▶ Text to read:
____________________

Category Archives: advisors

Jami Kelly
How to Work With an Advisor: What Every Startup Needs to Know

Think finding an advisor or funder is the end of a long and arduous journey? Think again. Just because you’ve figured out how to pitch your company in three sentences or less, have burned up enough miles along Sand Hill Road trying to find an investor, and have finally clicked with someone who “gets” your product or SaaS service, doesn’t mean your work is done. In fact, it’s only beginning.

What should every startup know about working with an advisor?

As part of our new eBook, “59 Tips for Scaling Startup Sales,” we talked with some of Silicon Valley’s leading advisors, investors and sales gurus to find out the one thing they wish every young company they work with knew about managing and maintaining this essential relationship. Even if you’re still figuring out how to get to that magical moment when someone says, “I’m interested” to your pitch, you’d be well advised to know what you’re in for when that day you’ve been dreaming about finally comes. Take it from these guys, they should know. Together, they’ve generated millions of dollars in revenue for their respective companies, been part of the teams that were acquired by enterprise giants like Oracle and Google, and then turned their own profits towards developing companies they believed in.

Arjun Dev Arora, Chairman & Founder of ReTargeter, offers this caution for new mentees: “I think there is a spectrum of mistakes companies make when they first secure an advisor, that tend toward one extreme or the other. Either they think an advisor is there to save their business and they and they can stop doing certain functions. Or, they’re happy to have the advisor’s name on their presentation, and willing to leave it at that.

An advisor is waiting for you to take the lead with specific asks.

____________________

▶ Extracted material:
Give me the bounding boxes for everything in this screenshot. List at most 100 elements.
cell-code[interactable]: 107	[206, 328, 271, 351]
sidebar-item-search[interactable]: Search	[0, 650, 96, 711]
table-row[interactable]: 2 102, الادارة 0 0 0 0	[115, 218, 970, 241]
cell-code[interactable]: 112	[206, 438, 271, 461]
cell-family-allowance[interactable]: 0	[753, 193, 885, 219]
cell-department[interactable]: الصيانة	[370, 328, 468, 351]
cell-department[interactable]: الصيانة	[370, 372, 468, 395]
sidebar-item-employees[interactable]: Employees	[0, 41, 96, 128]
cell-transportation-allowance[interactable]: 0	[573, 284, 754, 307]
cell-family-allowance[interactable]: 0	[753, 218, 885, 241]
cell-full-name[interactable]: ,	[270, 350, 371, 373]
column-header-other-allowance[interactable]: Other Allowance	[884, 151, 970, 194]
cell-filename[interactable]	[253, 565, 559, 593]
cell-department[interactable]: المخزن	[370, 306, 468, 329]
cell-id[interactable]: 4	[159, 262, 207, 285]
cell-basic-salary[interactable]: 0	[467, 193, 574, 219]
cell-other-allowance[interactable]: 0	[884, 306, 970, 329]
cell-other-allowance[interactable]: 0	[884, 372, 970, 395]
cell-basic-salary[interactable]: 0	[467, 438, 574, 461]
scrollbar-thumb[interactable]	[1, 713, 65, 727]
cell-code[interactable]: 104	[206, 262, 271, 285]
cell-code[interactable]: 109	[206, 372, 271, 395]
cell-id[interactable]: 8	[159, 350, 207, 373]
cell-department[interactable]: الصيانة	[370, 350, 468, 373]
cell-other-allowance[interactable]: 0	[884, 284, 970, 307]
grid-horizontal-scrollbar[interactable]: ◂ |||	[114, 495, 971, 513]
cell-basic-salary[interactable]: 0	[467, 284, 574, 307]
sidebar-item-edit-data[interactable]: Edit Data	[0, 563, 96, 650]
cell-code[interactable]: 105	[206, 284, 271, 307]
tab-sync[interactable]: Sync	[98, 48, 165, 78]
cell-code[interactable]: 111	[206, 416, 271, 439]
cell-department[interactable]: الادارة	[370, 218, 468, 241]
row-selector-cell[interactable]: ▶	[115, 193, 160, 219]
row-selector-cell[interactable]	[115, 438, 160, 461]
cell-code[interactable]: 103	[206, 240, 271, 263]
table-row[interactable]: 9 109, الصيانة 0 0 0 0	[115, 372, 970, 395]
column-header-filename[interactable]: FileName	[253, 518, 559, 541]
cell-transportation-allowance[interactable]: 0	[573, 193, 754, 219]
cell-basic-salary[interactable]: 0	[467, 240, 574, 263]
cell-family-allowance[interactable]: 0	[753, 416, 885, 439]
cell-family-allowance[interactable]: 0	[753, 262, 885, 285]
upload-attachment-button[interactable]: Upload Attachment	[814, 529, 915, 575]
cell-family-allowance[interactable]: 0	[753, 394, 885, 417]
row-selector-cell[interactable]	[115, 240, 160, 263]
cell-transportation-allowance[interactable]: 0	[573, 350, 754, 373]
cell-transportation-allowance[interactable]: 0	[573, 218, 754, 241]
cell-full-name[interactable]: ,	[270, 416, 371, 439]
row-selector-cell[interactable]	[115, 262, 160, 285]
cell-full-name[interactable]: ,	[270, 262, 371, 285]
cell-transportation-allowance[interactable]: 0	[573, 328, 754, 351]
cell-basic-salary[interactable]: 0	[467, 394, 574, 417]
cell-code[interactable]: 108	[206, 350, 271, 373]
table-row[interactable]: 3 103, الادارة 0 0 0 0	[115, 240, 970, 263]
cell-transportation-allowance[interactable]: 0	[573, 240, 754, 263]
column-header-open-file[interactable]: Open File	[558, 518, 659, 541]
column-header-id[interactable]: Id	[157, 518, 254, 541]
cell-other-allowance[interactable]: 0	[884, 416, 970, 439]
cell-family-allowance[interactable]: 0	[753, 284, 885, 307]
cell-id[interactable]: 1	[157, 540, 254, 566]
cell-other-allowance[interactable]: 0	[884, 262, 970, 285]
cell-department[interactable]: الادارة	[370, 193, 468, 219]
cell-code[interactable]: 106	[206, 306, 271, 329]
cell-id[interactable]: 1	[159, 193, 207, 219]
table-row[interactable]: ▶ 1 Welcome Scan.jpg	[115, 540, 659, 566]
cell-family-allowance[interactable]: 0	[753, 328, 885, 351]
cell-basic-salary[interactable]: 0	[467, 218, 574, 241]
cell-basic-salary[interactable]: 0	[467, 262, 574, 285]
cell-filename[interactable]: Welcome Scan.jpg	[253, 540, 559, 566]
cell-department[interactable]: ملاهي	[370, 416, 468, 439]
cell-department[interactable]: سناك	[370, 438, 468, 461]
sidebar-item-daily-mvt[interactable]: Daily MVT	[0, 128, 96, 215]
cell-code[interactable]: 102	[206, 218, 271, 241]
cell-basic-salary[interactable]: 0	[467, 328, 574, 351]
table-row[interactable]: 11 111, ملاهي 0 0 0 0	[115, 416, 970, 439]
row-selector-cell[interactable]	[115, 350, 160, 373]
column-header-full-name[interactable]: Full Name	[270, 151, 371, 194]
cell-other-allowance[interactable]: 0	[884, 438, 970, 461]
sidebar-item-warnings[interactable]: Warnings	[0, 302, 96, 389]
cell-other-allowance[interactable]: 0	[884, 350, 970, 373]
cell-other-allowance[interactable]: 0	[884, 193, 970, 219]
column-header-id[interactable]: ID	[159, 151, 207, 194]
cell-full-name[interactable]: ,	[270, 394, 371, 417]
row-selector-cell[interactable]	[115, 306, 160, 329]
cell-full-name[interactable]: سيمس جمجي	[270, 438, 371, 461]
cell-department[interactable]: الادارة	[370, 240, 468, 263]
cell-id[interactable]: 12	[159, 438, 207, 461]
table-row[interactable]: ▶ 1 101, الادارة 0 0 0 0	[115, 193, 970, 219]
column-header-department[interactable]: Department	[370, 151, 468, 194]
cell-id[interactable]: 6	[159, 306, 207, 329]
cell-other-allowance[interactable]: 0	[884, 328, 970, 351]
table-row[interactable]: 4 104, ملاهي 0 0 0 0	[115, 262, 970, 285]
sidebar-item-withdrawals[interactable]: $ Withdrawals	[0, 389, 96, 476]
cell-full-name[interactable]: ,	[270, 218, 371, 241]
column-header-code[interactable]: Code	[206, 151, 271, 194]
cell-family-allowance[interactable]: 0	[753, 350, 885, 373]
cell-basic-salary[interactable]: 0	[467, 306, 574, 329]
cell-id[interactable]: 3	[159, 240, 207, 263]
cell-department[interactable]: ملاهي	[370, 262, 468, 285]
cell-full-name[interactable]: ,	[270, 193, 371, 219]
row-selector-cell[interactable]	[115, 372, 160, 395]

____________________

▶ What is asked:
(1) Rewrite the post on working with an advisor from "Category Archives: advisors" up to and including "with an advisor?", putting "University Avenue" wherever "Sand Hill Road" appears.
(2) In the post on working with an advisor, what title does Arjun Dev Arora hold?
(3) Summarize the post on working with an advisor in two sentences.

▶ Outputs in order:
(1)
Category Archives: advisors

Jami Kelly
How to Work With an Advisor: What Every Startup Needs to Know

Think finding an advisor or funder is the end of a long and arduous journey? Think again. Just because you’ve figured out how to pitch your company in three sentences or less, have burned up enough miles along University Avenue trying to find an investor, and have finally clicked with someone who “gets” your product or SaaS service, doesn’t mean your work is done. In fact, it’s only beginning.

What should every startup know about working with an advisor?

(2) He is Chairman and Founder of ReTargeter.

(3) The post says that finding an advisor or funder does not end a startup's work but only begins it, and it draws on talks with Silicon Valley advisors, investors and sales gurus for the eBook "59 Tips for Scaling Startup Sales." In it, Arjun Dev Arora of ReTargeter warns that companies either expect an advisor to save their business or settle for the advisor's name on their presentation, when an advisor is waiting for them to take the lead with specific asks.